** Begin **

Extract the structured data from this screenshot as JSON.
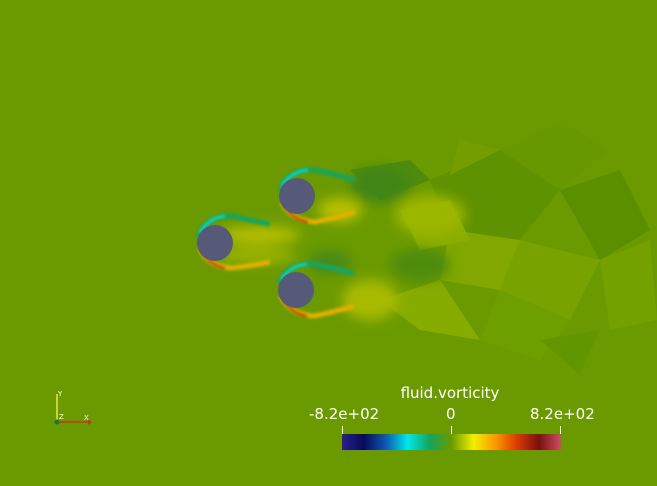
{
  "background_color": "#6b9a00",
  "scene": {
    "description_icon": "vorticity-field",
    "cylinder_color": "#565a78"
  },
  "axes": {
    "y_label": "Y",
    "z_label": "Z",
    "x_label": "X"
  },
  "colorbar": {
    "title": "fluid.vorticity",
    "min_label": "-8.2e+02",
    "mid_label": "0",
    "max_label": "8.2e+02",
    "colors": [
      "#2a1f8c",
      "#070b5a",
      "#0d59b0",
      "#00e8e8",
      "#13a55f",
      "#6b9a00",
      "#f0f000",
      "#ff9800",
      "#d83a00",
      "#7a1010",
      "#c85060"
    ]
  }
}
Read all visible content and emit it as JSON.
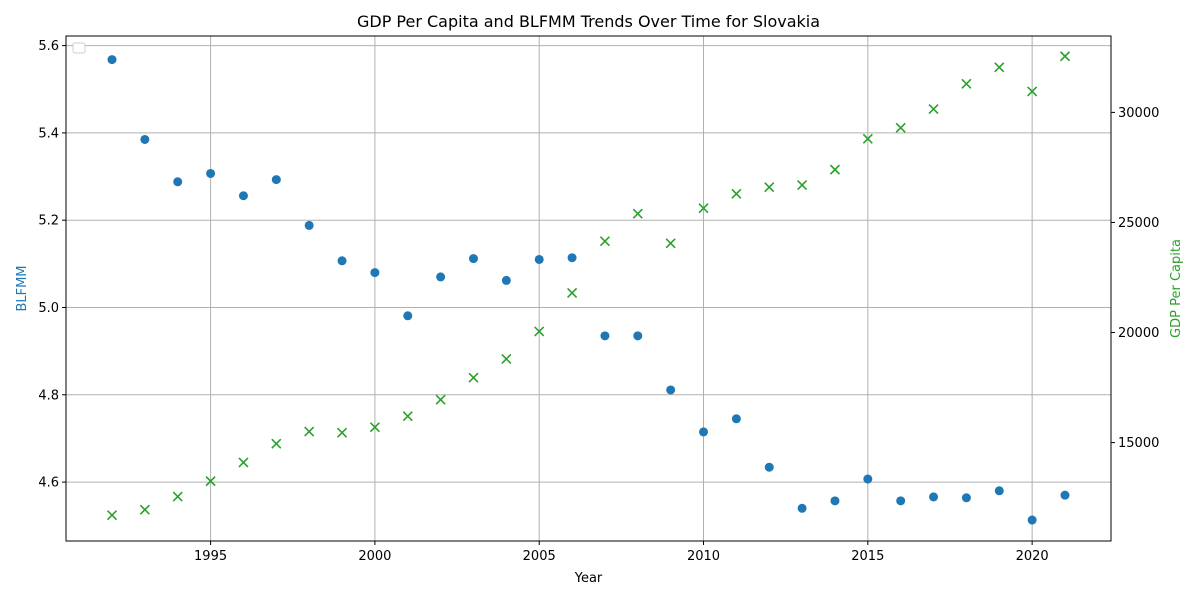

** End **

Written task ::
Images do not belong in the copy; reproduce all other parts of the records above verbatim.

Worked answer ::
Extract the structured data from this screenshot as JSON.
{
  "background_color": "#6b9a00",
  "scene": {
    "description_icon": "vorticity-field",
    "cylinder_color": "#565a78"
  },
  "axes": {
    "y_label": "Y",
    "z_label": "Z",
    "x_label": "X"
  },
  "colorbar": {
    "title": "fluid.vorticity",
    "min_label": "-8.2e+02",
    "mid_label": "0",
    "max_label": "8.2e+02",
    "colors": [
      "#2a1f8c",
      "#070b5a",
      "#0d59b0",
      "#00e8e8",
      "#13a55f",
      "#6b9a00",
      "#f0f000",
      "#ff9800",
      "#d83a00",
      "#7a1010",
      "#c85060"
    ]
  }
}
Read all visible content and emit it as JSON.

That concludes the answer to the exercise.